◆ Short exercise ◆
What follows is a set of records; restate each one word for word and drop the pictures.

◆ Dataset ◆
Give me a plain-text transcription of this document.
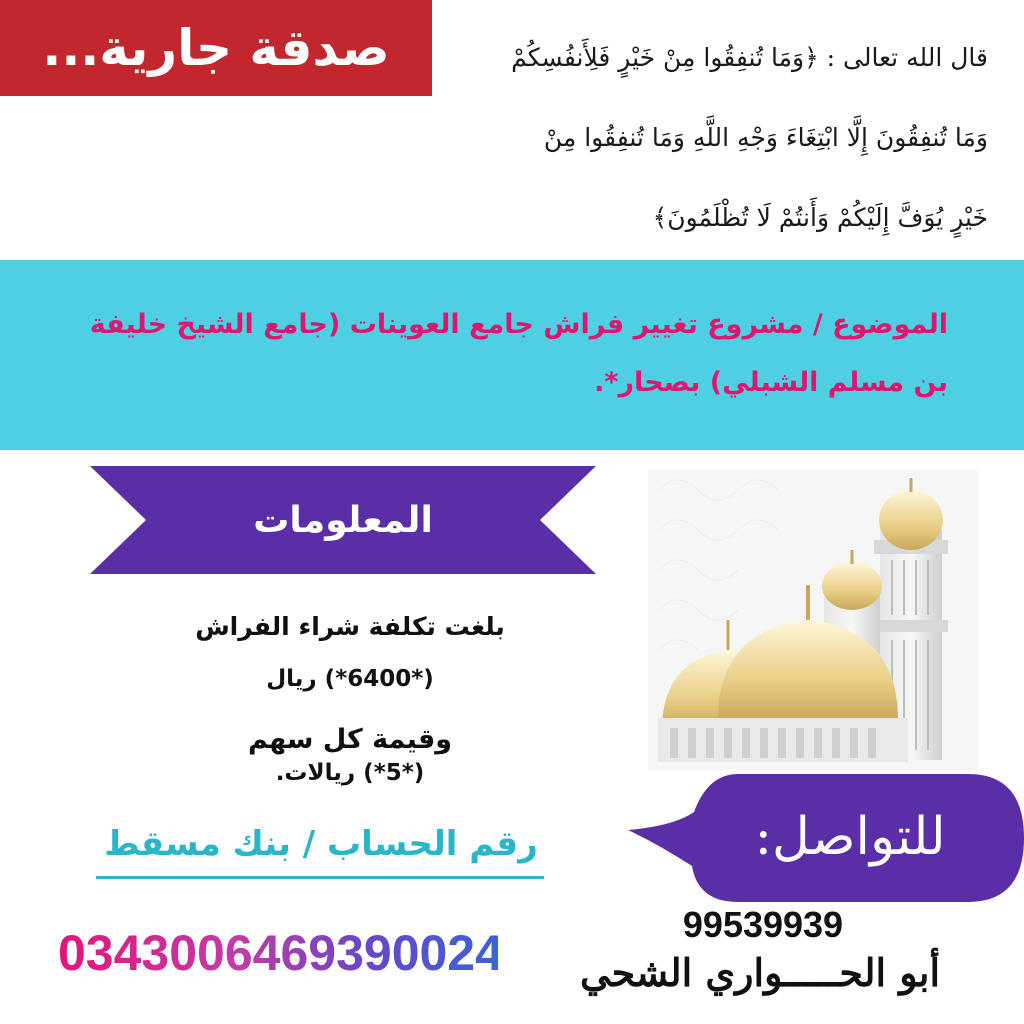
صدقة جارية...	قال الله تعالى : ﴿وَمَا تُنفِقُوا مِنْ خَيْرٍ فَلِأَنفُسِكُمْ
وَمَا تُنفِقُونَ إِلَّا ابْتِغَاءَ وَجْهِ اللَّهِ وَمَا تُنفِقُوا مِنْ
خَيْرٍ يُوَفَّ إِلَيْكُمْ وَأَنتُمْ لَا تُظْلَمُونَ﴾
الموضوع / مشروع تغيير فراش جامع العوينات (جامع الشيخ خليفة بن مسلم الشبلي) بصحار*.
المعلومات
بلغت تكلفة شراء الفراش
(*6400*) ريال
وقيمة كل سهم
(*5*) ريالات.
رقم الحساب / بنك مسقط
0343006469390024
للتواصل:
99539939
أبو الحـــــواري الشحي
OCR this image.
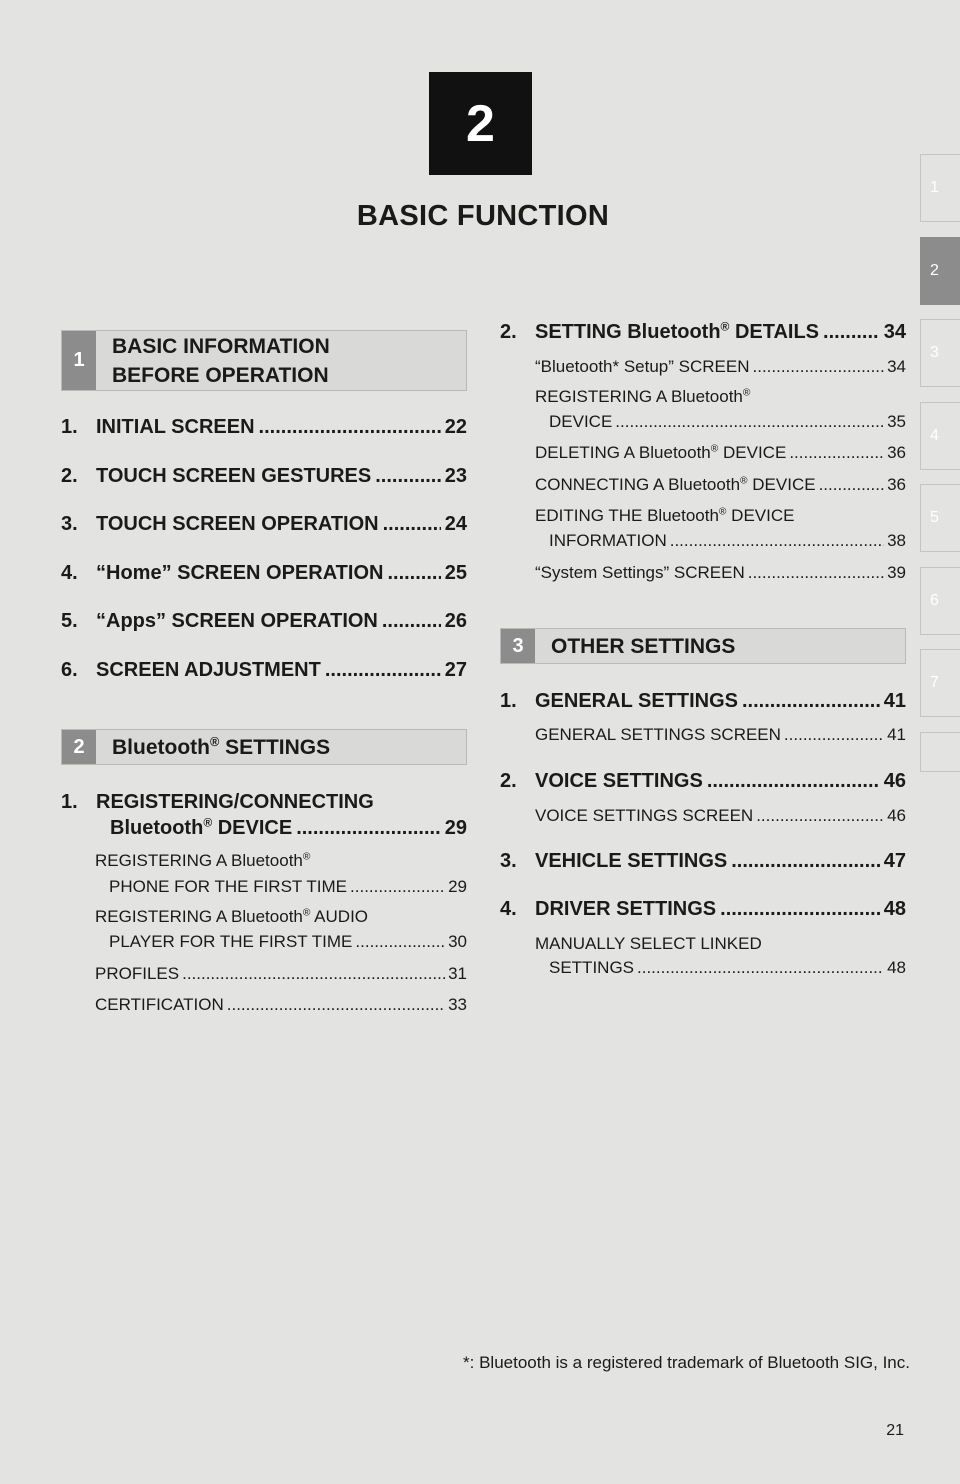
2
BASIC FUNCTION
1
2
3
4
5
6
7
1
BASIC INFORMATION
BEFORE OPERATION
1. INITIAL SCREEN .....	22
2. TOUCH SCREEN GESTURES .....	23
3. TOUCH SCREEN OPERATION .....	24
4. “Home” SCREEN OPERATION .....	25
5. “Apps” SCREEN OPERATION .....	26
6. SCREEN ADJUSTMENT .....	27
2	Bluetooth® SETTINGS
1. REGISTERING/CONNECTING
Bluetooth® DEVICE .....	29
REGISTERING A Bluetooth®
PHONE FOR THE FIRST TIME .....	29
REGISTERING A Bluetooth® AUDIO
PLAYER FOR THE FIRST TIME .....	30
PROFILES .....	31
CERTIFICATION .....	33
2. SETTING Bluetooth® DETAILS .....	34
“Bluetooth* Setup” SCREEN .....	34
REGISTERING A Bluetooth®
DEVICE .....	35
DELETING A Bluetooth® DEVICE .....	36
CONNECTING A Bluetooth® DEVICE .....	36
EDITING THE Bluetooth® DEVICE
INFORMATION .....	38
“System Settings” SCREEN .....	39
3	OTHER SETTINGS
1. GENERAL SETTINGS .....	41
GENERAL SETTINGS SCREEN .....	41
2. VOICE SETTINGS .....	46
VOICE SETTINGS SCREEN .....	46
3. VEHICLE SETTINGS .....	47
4. DRIVER SETTINGS .....	48
MANUALLY SELECT LINKED
SETTINGS .....	48
*: Bluetooth is a registered trademark of Bluetooth SIG, Inc.
21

◆ Exercise response ◆
Give me a plain-text transcription of this document.
صدقة جارية...	قال الله تعالى : ﴿وَمَا تُنفِقُوا مِنْ خَيْرٍ فَلِأَنفُسِكُمْ
وَمَا تُنفِقُونَ إِلَّا ابْتِغَاءَ وَجْهِ اللَّهِ وَمَا تُنفِقُوا مِنْ
خَيْرٍ يُوَفَّ إِلَيْكُمْ وَأَنتُمْ لَا تُظْلَمُونَ﴾
الموضوع / مشروع تغيير فراش جامع العوينات (جامع الشيخ خليفة بن مسلم الشبلي) بصحار*.
المعلومات
بلغت تكلفة شراء الفراش
(*6400*) ريال
وقيمة كل سهم
(*5*) ريالات.
رقم الحساب / بنك مسقط
0343006469390024
للتواصل:
99539939
أبو الحـــــواري الشحي
OCR this image.
2
BASIC FUNCTION
1
2
3
4
5
6
7
1
BASIC INFORMATION
BEFORE OPERATION
1. INITIAL SCREEN .....	22
2. TOUCH SCREEN GESTURES .....	23
3. TOUCH SCREEN OPERATION .....	24
4. “Home” SCREEN OPERATION .....	25
5. “Apps” SCREEN OPERATION .....	26
6. SCREEN ADJUSTMENT .....	27
2	Bluetooth® SETTINGS
1. REGISTERING/CONNECTING
Bluetooth® DEVICE .....	29
REGISTERING A Bluetooth®
PHONE FOR THE FIRST TIME .....	29
REGISTERING A Bluetooth® AUDIO
PLAYER FOR THE FIRST TIME .....	30
PROFILES .....	31
CERTIFICATION .....	33
2. SETTING Bluetooth® DETAILS .....	34
“Bluetooth* Setup” SCREEN .....	34
REGISTERING A Bluetooth®
DEVICE .....	35
DELETING A Bluetooth® DEVICE .....	36
CONNECTING A Bluetooth® DEVICE .....	36
EDITING THE Bluetooth® DEVICE
INFORMATION .....	38
“System Settings” SCREEN .....	39
3	OTHER SETTINGS
1. GENERAL SETTINGS .....	41
GENERAL SETTINGS SCREEN .....	41
2. VOICE SETTINGS .....	46
VOICE SETTINGS SCREEN .....	46
3. VEHICLE SETTINGS .....	47
4. DRIVER SETTINGS .....	48
MANUALLY SELECT LINKED
SETTINGS .....	48
*: Bluetooth is a registered trademark of Bluetooth SIG, Inc.
21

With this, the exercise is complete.